Using the listing below, select the lines with the word "INTERNET" and copy them.

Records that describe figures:
++++
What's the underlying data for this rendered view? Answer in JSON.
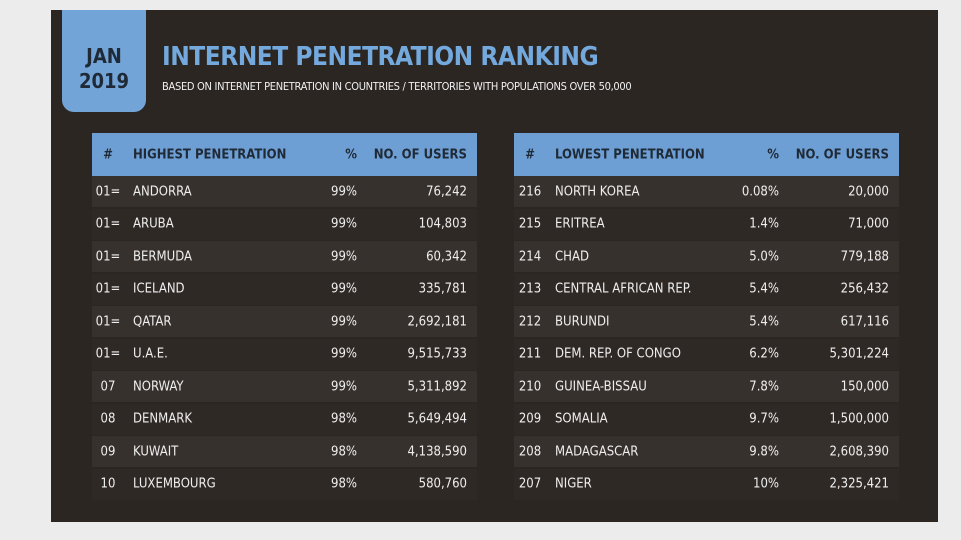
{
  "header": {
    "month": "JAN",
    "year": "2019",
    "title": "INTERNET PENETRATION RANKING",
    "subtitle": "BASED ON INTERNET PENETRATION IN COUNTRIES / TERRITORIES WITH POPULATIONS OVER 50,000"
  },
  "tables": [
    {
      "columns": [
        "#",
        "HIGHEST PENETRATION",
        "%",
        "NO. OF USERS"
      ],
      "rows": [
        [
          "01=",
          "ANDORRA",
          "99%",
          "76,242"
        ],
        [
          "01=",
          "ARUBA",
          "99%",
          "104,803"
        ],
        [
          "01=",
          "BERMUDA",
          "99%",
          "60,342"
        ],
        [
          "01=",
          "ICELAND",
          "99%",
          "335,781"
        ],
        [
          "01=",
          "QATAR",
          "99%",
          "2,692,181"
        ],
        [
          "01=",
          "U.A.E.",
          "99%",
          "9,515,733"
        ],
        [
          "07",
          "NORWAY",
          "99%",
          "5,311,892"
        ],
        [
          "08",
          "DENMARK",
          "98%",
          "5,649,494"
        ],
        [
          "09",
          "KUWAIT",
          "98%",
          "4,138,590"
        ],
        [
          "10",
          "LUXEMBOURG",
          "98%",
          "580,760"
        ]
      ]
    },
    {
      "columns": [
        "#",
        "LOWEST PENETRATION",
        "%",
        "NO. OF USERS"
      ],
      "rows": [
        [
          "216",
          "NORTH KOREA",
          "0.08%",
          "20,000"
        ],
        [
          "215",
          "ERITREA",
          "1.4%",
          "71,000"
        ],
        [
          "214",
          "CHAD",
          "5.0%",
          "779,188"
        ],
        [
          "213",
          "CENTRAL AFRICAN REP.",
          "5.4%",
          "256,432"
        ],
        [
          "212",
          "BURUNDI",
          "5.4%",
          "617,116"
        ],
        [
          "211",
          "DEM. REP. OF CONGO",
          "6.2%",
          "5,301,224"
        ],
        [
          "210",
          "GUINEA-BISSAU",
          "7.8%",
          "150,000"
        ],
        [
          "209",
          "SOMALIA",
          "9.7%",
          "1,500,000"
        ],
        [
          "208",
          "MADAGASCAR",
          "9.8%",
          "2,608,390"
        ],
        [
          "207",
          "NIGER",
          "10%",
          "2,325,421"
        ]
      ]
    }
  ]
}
++++
Output below:
    "title": "INTERNET PENETRATION RANKING",
    "subtitle": "BASED ON INTERNET PENETRATION IN COUNTRIES / TERRITORIES WITH POPULATIONS OVER 50,000"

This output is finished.